**Problem details**: Find the word "title" in the data. Return every line where it appears.

+++

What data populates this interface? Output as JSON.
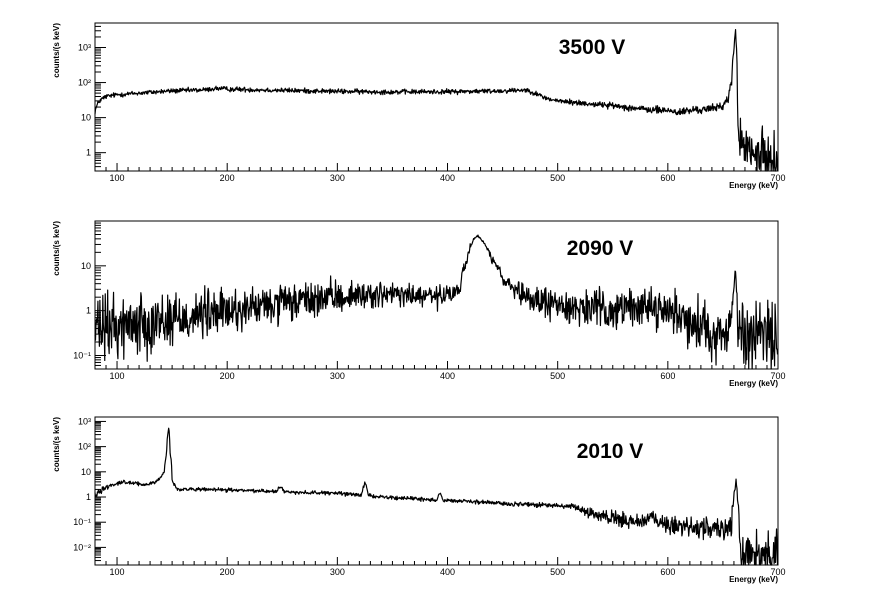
{
  "chart_data": [
    {
      "type": "line",
      "title": "3500 V",
      "xlabel": "Energy (keV)",
      "ylabel": "counts/(s keV)",
      "xlim": [
        80,
        700
      ],
      "ylim": [
        0.3,
        5000
      ],
      "y_scale": "log",
      "x_ticks": [
        100,
        200,
        300,
        400,
        500,
        600,
        700
      ],
      "y_ticks": [
        {
          "value": 1,
          "label": "1"
        },
        {
          "value": 10,
          "label": "10"
        },
        {
          "value": 100,
          "label": "10²"
        },
        {
          "value": 1000,
          "label": "10³"
        }
      ],
      "series": [
        {
          "x": [
            80,
            84,
            90,
            100,
            120,
            150,
            180,
            190,
            200,
            250,
            300,
            350,
            400,
            450,
            470,
            475,
            480,
            490,
            500,
            520,
            550,
            580,
            600,
            610,
            620,
            640,
            650,
            655,
            658,
            660,
            661.5,
            662,
            663,
            664,
            666,
            670,
            680,
            690,
            700
          ],
          "y": [
            15,
            30,
            40,
            45,
            50,
            58,
            62,
            68,
            65,
            60,
            56,
            54,
            55,
            58,
            62,
            58,
            48,
            35,
            30,
            26,
            22,
            17,
            16,
            14,
            16,
            18,
            22,
            35,
            100,
            800,
            3000,
            1500,
            30,
            3,
            2,
            1.2,
            0.8,
            0.7,
            0.6
          ],
          "noise": [
            0.06,
            0.06,
            0.05,
            0.05,
            0.05,
            0.05,
            0.05,
            0.05,
            0.05,
            0.05,
            0.05,
            0.05,
            0.05,
            0.05,
            0.05,
            0.05,
            0.05,
            0.05,
            0.05,
            0.06,
            0.06,
            0.07,
            0.08,
            0.08,
            0.08,
            0.08,
            0.08,
            0.08,
            0.08,
            0.05,
            0.05,
            0.05,
            0.05,
            0.3,
            0.45,
            0.5,
            0.5,
            0.5,
            0.5
          ]
        }
      ]
    },
    {
      "type": "line",
      "title": "2090 V",
      "xlabel": "Energy (keV)",
      "ylabel": "counts/(s keV)",
      "xlim": [
        80,
        700
      ],
      "ylim": [
        0.05,
        100
      ],
      "y_scale": "log",
      "x_ticks": [
        100,
        200,
        300,
        400,
        500,
        600,
        700
      ],
      "y_ticks": [
        {
          "value": 0.1,
          "label": "10⁻¹"
        },
        {
          "value": 1,
          "label": "1"
        },
        {
          "value": 10,
          "label": "10"
        }
      ],
      "series": [
        {
          "x": [
            80,
            100,
            150,
            200,
            250,
            300,
            330,
            360,
            390,
            405,
            412,
            418,
            424,
            428,
            432,
            440,
            450,
            460,
            470,
            480,
            500,
            550,
            580,
            600,
            620,
            640,
            655,
            658,
            660,
            661.5,
            662,
            663,
            664,
            670,
            700
          ],
          "y": [
            0.35,
            0.45,
            0.65,
            0.95,
            1.4,
            2.0,
            2.3,
            2.2,
            2.0,
            2.2,
            3.5,
            14,
            42,
            45,
            35,
            14,
            5,
            2.6,
            2.0,
            1.7,
            1.3,
            1.0,
            1.3,
            1.0,
            0.6,
            0.35,
            0.25,
            0.8,
            3,
            8,
            4,
            0.6,
            0.3,
            0.3,
            0.25
          ],
          "noise": [
            0.55,
            0.5,
            0.45,
            0.35,
            0.3,
            0.25,
            0.2,
            0.2,
            0.2,
            0.15,
            0.1,
            0.05,
            0.03,
            0.03,
            0.03,
            0.05,
            0.1,
            0.15,
            0.2,
            0.22,
            0.25,
            0.3,
            0.3,
            0.3,
            0.35,
            0.45,
            0.45,
            0.2,
            0.1,
            0.05,
            0.05,
            0.4,
            0.55,
            0.6,
            0.6
          ]
        }
      ]
    },
    {
      "type": "line",
      "title": "2010 V",
      "xlabel": "Energy (keV)",
      "ylabel": "counts/(s keV)",
      "xlim": [
        80,
        700
      ],
      "ylim": [
        0.002,
        1500
      ],
      "y_scale": "log",
      "x_ticks": [
        100,
        200,
        300,
        400,
        500,
        600,
        700
      ],
      "y_ticks": [
        {
          "value": 0.01,
          "label": "10⁻²"
        },
        {
          "value": 0.1,
          "label": "10⁻¹"
        },
        {
          "value": 1,
          "label": "1"
        },
        {
          "value": 10,
          "label": "10"
        },
        {
          "value": 100,
          "label": "10²"
        },
        {
          "value": 1000,
          "label": "10³"
        }
      ],
      "series": [
        {
          "x": [
            80,
            95,
            105,
            115,
            125,
            135,
            140,
            143,
            145,
            146,
            147,
            148,
            150,
            155,
            170,
            200,
            245,
            248,
            252,
            300,
            322,
            325,
            328,
            340,
            390,
            393,
            396,
            450,
            500,
            515,
            530,
            560,
            580,
            585,
            590,
            600,
            640,
            658,
            661,
            662,
            663,
            665,
            670,
            700
          ],
          "y": [
            1.2,
            3,
            4,
            3.5,
            3,
            4,
            6,
            10,
            50,
            300,
            600,
            60,
            4,
            2,
            2.0,
            1.9,
            1.7,
            2.5,
            1.6,
            1.4,
            1.2,
            3.5,
            1.2,
            1.0,
            0.75,
            1.5,
            0.75,
            0.55,
            0.45,
            0.4,
            0.2,
            0.12,
            0.1,
            0.2,
            0.1,
            0.08,
            0.05,
            0.08,
            2,
            5,
            1,
            0.01,
            0.005,
            0.005
          ],
          "noise": [
            0.1,
            0.05,
            0.05,
            0.05,
            0.05,
            0.05,
            0.05,
            0.05,
            0.03,
            0.03,
            0.03,
            0.03,
            0.05,
            0.05,
            0.05,
            0.05,
            0.05,
            0.05,
            0.05,
            0.05,
            0.05,
            0.05,
            0.05,
            0.05,
            0.05,
            0.05,
            0.05,
            0.06,
            0.06,
            0.08,
            0.15,
            0.2,
            0.2,
            0.15,
            0.2,
            0.25,
            0.3,
            0.3,
            0.1,
            0.05,
            0.1,
            0.6,
            0.7,
            0.7
          ]
        }
      ]
    }
  ]
}
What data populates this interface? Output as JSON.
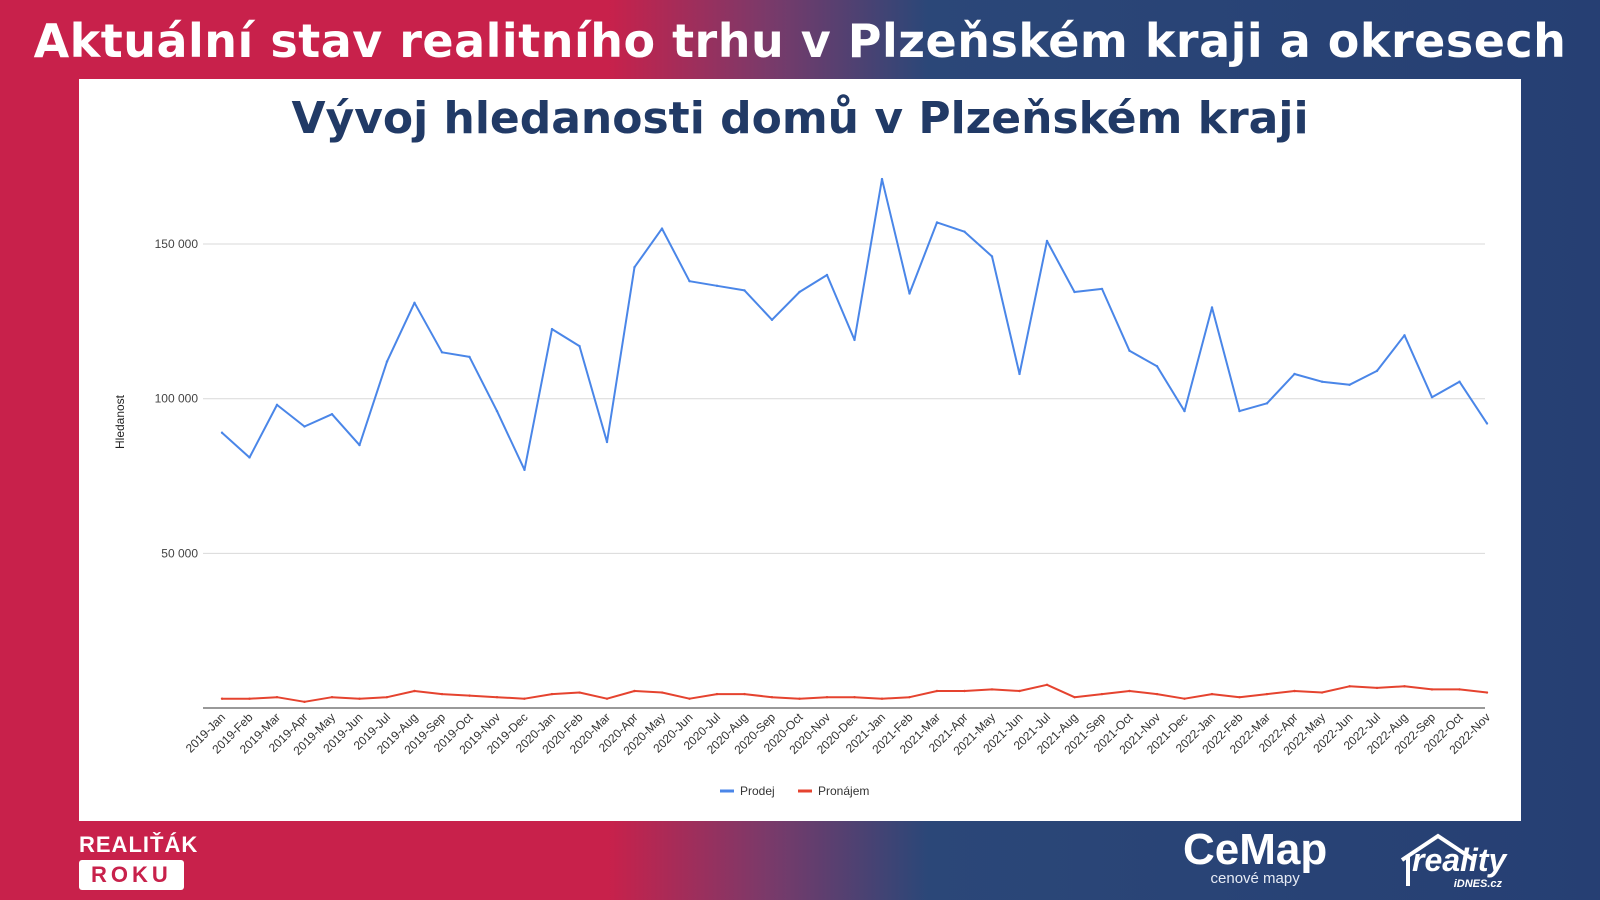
{
  "header": {
    "title": "Aktuální stav realitního trhu v Plzeňském kraji a okresech"
  },
  "branding": {
    "realitak_top": "REALIŤÁK",
    "realitak_bottom": "ROKU",
    "cemap_name": "CeMap",
    "cemap_sub": "cenové mapy",
    "reality_name": "reality",
    "reality_sub": "iDNES.cz"
  },
  "colors": {
    "prodej": "#4a86e8",
    "pronajem": "#e5432f",
    "title": "#213a66",
    "background_left": "#c8214b",
    "background_right": "#263f73"
  },
  "chart_data": {
    "type": "line",
    "title": "Vývoj hledanosti domů v Plzeňském kraji",
    "xlabel": "",
    "ylabel": "Hledanost",
    "ylim": [
      0,
      175000
    ],
    "yticks": [
      50000,
      100000,
      150000
    ],
    "ytick_labels": [
      "50 000",
      "100 000",
      "150 000"
    ],
    "grid": true,
    "legend": "bottom",
    "categories": [
      "2019-Jan",
      "2019-Feb",
      "2019-Mar",
      "2019-Apr",
      "2019-May",
      "2019-Jun",
      "2019-Jul",
      "2019-Aug",
      "2019-Sep",
      "2019-Oct",
      "2019-Nov",
      "2019-Dec",
      "2020-Jan",
      "2020-Feb",
      "2020-Mar",
      "2020-Apr",
      "2020-May",
      "2020-Jun",
      "2020-Jul",
      "2020-Aug",
      "2020-Sep",
      "2020-Oct",
      "2020-Nov",
      "2020-Dec",
      "2021-Jan",
      "2021-Feb",
      "2021-Mar",
      "2021-Apr",
      "2021-May",
      "2021-Jun",
      "2021-Jul",
      "2021-Aug",
      "2021-Sep",
      "2021-Oct",
      "2021-Nov",
      "2021-Dec",
      "2022-Jan",
      "2022-Feb",
      "2022-Mar",
      "2022-Apr",
      "2022-May",
      "2022-Jun",
      "2022-Jul",
      "2022-Aug",
      "2022-Sep",
      "2022-Oct",
      "2022-Nov"
    ],
    "series": [
      {
        "name": "Prodej",
        "values": [
          89000,
          81000,
          98000,
          91000,
          95000,
          85000,
          112000,
          131000,
          115000,
          113500,
          96000,
          77000,
          122500,
          117000,
          86000,
          142500,
          155000,
          138000,
          136500,
          135000,
          125500,
          134500,
          140000,
          119000,
          171000,
          134000,
          157000,
          154000,
          146000,
          108000,
          151000,
          134500,
          135500,
          115500,
          110500,
          96000,
          129500,
          96000,
          98500,
          108000,
          105500,
          104500,
          109000,
          120500,
          100500,
          105500,
          92000
        ]
      },
      {
        "name": "Pronájem",
        "values": [
          3000,
          3000,
          3500,
          2000,
          3500,
          3000,
          3500,
          5500,
          4500,
          4000,
          3500,
          3000,
          4500,
          5000,
          3000,
          5500,
          5000,
          3000,
          4500,
          4500,
          3500,
          3000,
          3500,
          3500,
          3000,
          3500,
          5500,
          5500,
          6000,
          5500,
          7500,
          3500,
          4500,
          5500,
          4500,
          3000,
          4500,
          3500,
          4500,
          5500,
          5000,
          7000,
          6500,
          7000,
          6000,
          6000,
          5000
        ]
      }
    ]
  }
}
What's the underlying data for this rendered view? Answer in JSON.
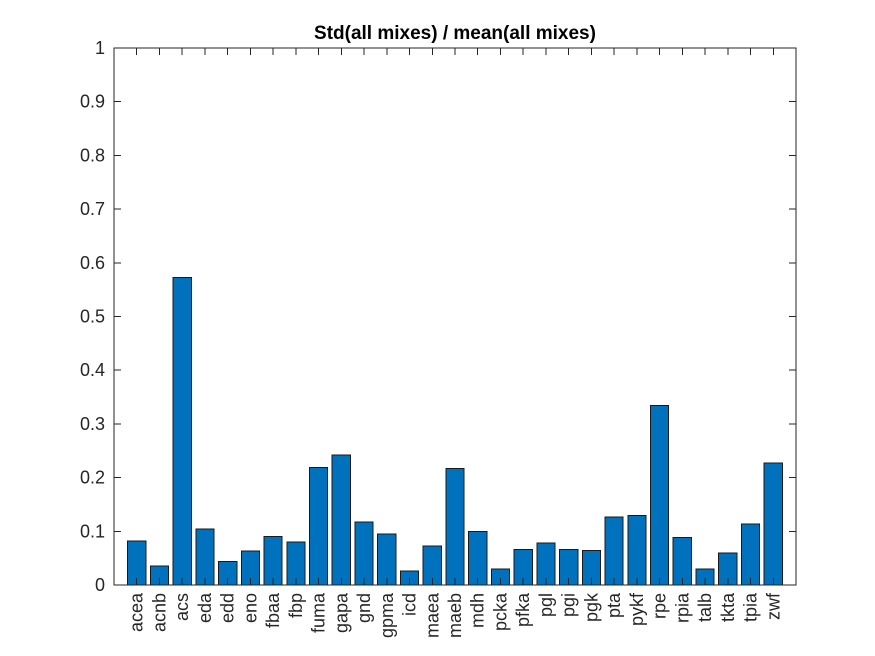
{
  "chart_data": {
    "type": "bar",
    "title": "Std(all mixes) / mean(all mixes)",
    "xlabel": "",
    "ylabel": "",
    "ylim": [
      0,
      1
    ],
    "yticks": [
      0,
      0.1,
      0.2,
      0.3,
      0.4,
      0.5,
      0.6,
      0.7,
      0.8,
      0.9,
      1
    ],
    "ytick_labels": [
      "0",
      "0.1",
      "0.2",
      "0.3",
      "0.4",
      "0.5",
      "0.6",
      "0.7",
      "0.8",
      "0.9",
      "1"
    ],
    "grid": false,
    "bar_color": "#0072BD",
    "categories": [
      "acea",
      "acnb",
      "acs",
      "eda",
      "edd",
      "eno",
      "fbaa",
      "fbp",
      "fuma",
      "gapa",
      "gnd",
      "gpma",
      "icd",
      "maea",
      "maeb",
      "mdh",
      "pcka",
      "pfka",
      "pgl",
      "pgi",
      "pgk",
      "pta",
      "pykf",
      "rpe",
      "rpia",
      "talb",
      "tkta",
      "tpia",
      "zwf"
    ],
    "values": [
      0.082,
      0.035,
      0.573,
      0.104,
      0.044,
      0.063,
      0.09,
      0.08,
      0.219,
      0.242,
      0.117,
      0.095,
      0.026,
      0.073,
      0.217,
      0.1,
      0.03,
      0.066,
      0.078,
      0.066,
      0.064,
      0.127,
      0.129,
      0.334,
      0.088,
      0.03,
      0.06,
      0.114,
      0.227
    ]
  }
}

+++

**Right answer**:
      "title": "3500 V",
      "title": "2090 V",
      "title": "2010 V",
    "title": "Aktuální stav realitního trhu v Plzeňském kraji a okresech"
    "title": "#213a66",
    "title": "Vývoj hledanosti domů v Plzeňském kraji",
    "title": "Std(all mixes) / mean(all mixes)",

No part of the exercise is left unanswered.